◆ WRITTEN EXERCISE ◆
Output the material below unchanged, apart from leaving out the pictures.

[MATERIAL TO PROCESS start]

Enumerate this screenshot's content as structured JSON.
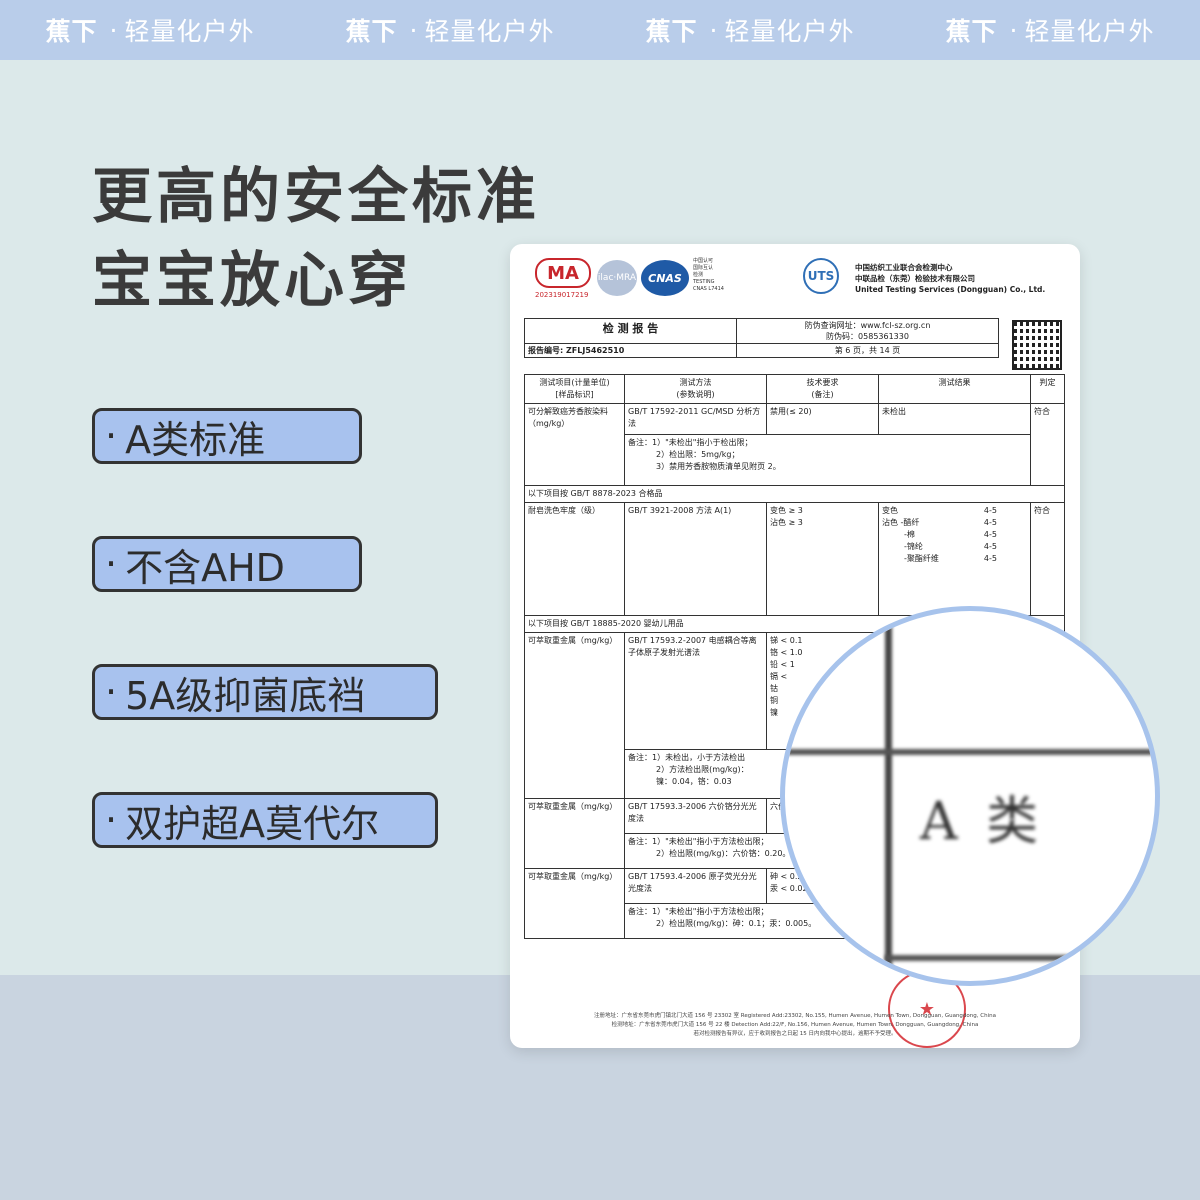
{
  "brand": {
    "name": "蕉下",
    "sep": "·",
    "tagline": "轻量化户外"
  },
  "headline": {
    "line1": "更高的安全标准",
    "line2": "宝宝放心穿"
  },
  "features": [
    {
      "dot": "·",
      "label": "A类标准"
    },
    {
      "dot": "·",
      "label": "不含AHD"
    },
    {
      "dot": "·",
      "label": "5A级抑菌底裆"
    },
    {
      "dot": "·",
      "label": "双护超A莫代尔"
    }
  ],
  "report": {
    "ma_label": "MA",
    "ma_number": "202319017219",
    "ilac_label": "ilac·MRA",
    "cnas_label": "CNAS",
    "cnas_text": [
      "中国认可",
      "国际互认",
      "检测",
      "TESTING",
      "CNAS L7414"
    ],
    "uts_label": "UTS",
    "org": [
      "中国纺织工业联合会检测中心",
      "中联品检（东莞）检验技术有限公司",
      "United Testing Services (Dongguan) Co., Ltd."
    ],
    "title": "检 测 报 告",
    "report_no_label": "报告编号:",
    "report_no": "ZFLJ5462510",
    "query_site_label": "防伪查询网址：",
    "query_site": "www.fcl-sz.org.cn",
    "anti_fake_label": "防伪码：",
    "anti_fake": "0585361330",
    "page": "第 6 页，共 14 页",
    "headers": {
      "item": "测试项目(计量单位)",
      "item_sub": "[样品标识]",
      "method": "测试方法",
      "method_sub": "(参数说明)",
      "req": "技术要求",
      "req_sub": "(备注)",
      "result": "测试结果",
      "verdict": "判定"
    },
    "row1": {
      "item": "可分解致癌芳香胺染料（mg/kg）",
      "method": "GB/T 17592-2011 GC/MSD 分析方法",
      "req": "禁用(≤ 20)",
      "result": "未检出",
      "verdict": "符合",
      "note1": "备注：1）\"未检出\"指小于检出限；",
      "note2": "2）检出限：5mg/kg；",
      "note3": "3）禁用芳香胺物质清单见附页 2。"
    },
    "section1": "以下项目按 GB/T 8878-2023 合格品",
    "row2": {
      "item": "耐皂洗色牢度（级）",
      "method": "GB/T 3921-2008 方法 A(1)",
      "req1": "变色 ≥ 3",
      "req2": "沾色 ≥ 3",
      "verdict": "符合",
      "results": [
        {
          "k": "变色",
          "v": "4-5"
        },
        {
          "k": "沾色 -醋纤",
          "v": "4-5"
        },
        {
          "k": "-棉",
          "v": "4-5"
        },
        {
          "k": "-锦纶",
          "v": "4-5"
        },
        {
          "k": "-聚酯纤维",
          "v": "4-5"
        }
      ]
    },
    "section2": "以下项目按 GB/T 18885-2020 婴幼儿用品",
    "row3": {
      "item": "可萃取重金属（mg/kg）",
      "method": "GB/T 17593.2-2007 电感耦合等离子体原子发射光谱法",
      "reqs": [
        "锑 < 0.1",
        "铬 < 1.0",
        "铅 < 1",
        "镉 <",
        "钴",
        "铜",
        "镍"
      ],
      "note1": "备注：1）未检出，小于方法检出",
      "note2": "2）方法检出限(mg/kg)：",
      "note3": "镍：0.04，铬：0.03"
    },
    "row4": {
      "item": "可萃取重金属（mg/kg）",
      "method": "GB/T 17593.3-2006 六价铬分光光度法",
      "req": "六价",
      "note1": "备注：1）\"未检出\"指小于方法检出限；",
      "note2": "2）检出限(mg/kg)：六价铬：0.20。"
    },
    "row5": {
      "item": "可萃取重金属（mg/kg）",
      "method": "GB/T 17593.4-2006 原子荧光分光光度法",
      "req1": "砷 < 0.2",
      "req2": "汞 < 0.02",
      "note1": "备注：1）\"未检出\"指小于方法检出限；",
      "note2": "2）检出限(mg/kg)：砷：0.1；汞：0.005。"
    },
    "footer1": "注册地址：广东省东莞市虎门镇北门大道 156 号 23302 室 Registered Add:23302, No.155, Humen Avenue, Humen Town, Dongguan, Guangdong, China",
    "footer2": "检测地址：广东省东莞市虎门大道 156 号 22 楼 Detection Add:22/F, No.156, Humen Avenue, Humen Town, Dongguan, Guangdong, China",
    "footer3": "若对检测报告有异议，应于收到报告之日起 15 日内向我中心提出，逾期不予受理。",
    "stamp": "★"
  },
  "magnifier": {
    "text": "A 类"
  }
}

[MATERIAL TO PROCESS end]

◆ FULL OUTPUT ◆
Enumerate this screenshot's content as structured JSON.
{
  "brand": {
    "name": "蕉下",
    "sep": "·",
    "tagline": "轻量化户外"
  },
  "headline": {
    "line1": "更高的安全标准",
    "line2": "宝宝放心穿"
  },
  "features": [
    {
      "dot": "·",
      "label": "A类标准"
    },
    {
      "dot": "·",
      "label": "不含AHD"
    },
    {
      "dot": "·",
      "label": "5A级抑菌底裆"
    },
    {
      "dot": "·",
      "label": "双护超A莫代尔"
    }
  ],
  "report": {
    "ma_label": "MA",
    "ma_number": "202319017219",
    "ilac_label": "ilac·MRA",
    "cnas_label": "CNAS",
    "cnas_text": [
      "中国认可",
      "国际互认",
      "检测",
      "TESTING",
      "CNAS L7414"
    ],
    "uts_label": "UTS",
    "org": [
      "中国纺织工业联合会检测中心",
      "中联品检（东莞）检验技术有限公司",
      "United Testing Services (Dongguan) Co., Ltd."
    ],
    "title": "检 测 报 告",
    "report_no_label": "报告编号:",
    "report_no": "ZFLJ5462510",
    "query_site_label": "防伪查询网址：",
    "query_site": "www.fcl-sz.org.cn",
    "anti_fake_label": "防伪码：",
    "anti_fake": "0585361330",
    "page": "第 6 页，共 14 页",
    "headers": {
      "item": "测试项目(计量单位)",
      "item_sub": "[样品标识]",
      "method": "测试方法",
      "method_sub": "(参数说明)",
      "req": "技术要求",
      "req_sub": "(备注)",
      "result": "测试结果",
      "verdict": "判定"
    },
    "row1": {
      "item": "可分解致癌芳香胺染料（mg/kg）",
      "method": "GB/T 17592-2011 GC/MSD 分析方法",
      "req": "禁用(≤ 20)",
      "result": "未检出",
      "verdict": "符合",
      "note1": "备注：1）\"未检出\"指小于检出限；",
      "note2": "2）检出限：5mg/kg；",
      "note3": "3）禁用芳香胺物质清单见附页 2。"
    },
    "section1": "以下项目按 GB/T 8878-2023 合格品",
    "row2": {
      "item": "耐皂洗色牢度（级）",
      "method": "GB/T 3921-2008 方法 A(1)",
      "req1": "变色 ≥ 3",
      "req2": "沾色 ≥ 3",
      "verdict": "符合",
      "results": [
        {
          "k": "变色",
          "v": "4-5"
        },
        {
          "k": "沾色 -醋纤",
          "v": "4-5"
        },
        {
          "k": "-棉",
          "v": "4-5"
        },
        {
          "k": "-锦纶",
          "v": "4-5"
        },
        {
          "k": "-聚酯纤维",
          "v": "4-5"
        }
      ]
    },
    "section2": "以下项目按 GB/T 18885-2020 婴幼儿用品",
    "row3": {
      "item": "可萃取重金属（mg/kg）",
      "method": "GB/T 17593.2-2007 电感耦合等离子体原子发射光谱法",
      "reqs": [
        "锑 < 0.1",
        "铬 < 1.0",
        "铅 < 1",
        "镉 <",
        "钴",
        "铜",
        "镍"
      ],
      "note1": "备注：1）未检出，小于方法检出",
      "note2": "2）方法检出限(mg/kg)：",
      "note3": "镍：0.04，铬：0.03"
    },
    "row4": {
      "item": "可萃取重金属（mg/kg）",
      "method": "GB/T 17593.3-2006 六价铬分光光度法",
      "req": "六价",
      "note1": "备注：1）\"未检出\"指小于方法检出限；",
      "note2": "2）检出限(mg/kg)：六价铬：0.20。"
    },
    "row5": {
      "item": "可萃取重金属（mg/kg）",
      "method": "GB/T 17593.4-2006 原子荧光分光光度法",
      "req1": "砷 < 0.2",
      "req2": "汞 < 0.02",
      "note1": "备注：1）\"未检出\"指小于方法检出限；",
      "note2": "2）检出限(mg/kg)：砷：0.1；汞：0.005。"
    },
    "footer1": "注册地址：广东省东莞市虎门镇北门大道 156 号 23302 室 Registered Add:23302, No.155, Humen Avenue, Humen Town, Dongguan, Guangdong, China",
    "footer2": "检测地址：广东省东莞市虎门大道 156 号 22 楼 Detection Add:22/F, No.156, Humen Avenue, Humen Town, Dongguan, Guangdong, China",
    "footer3": "若对检测报告有异议，应于收到报告之日起 15 日内向我中心提出，逾期不予受理。",
    "stamp": "★"
  },
  "magnifier": {
    "text": "A 类"
  }
}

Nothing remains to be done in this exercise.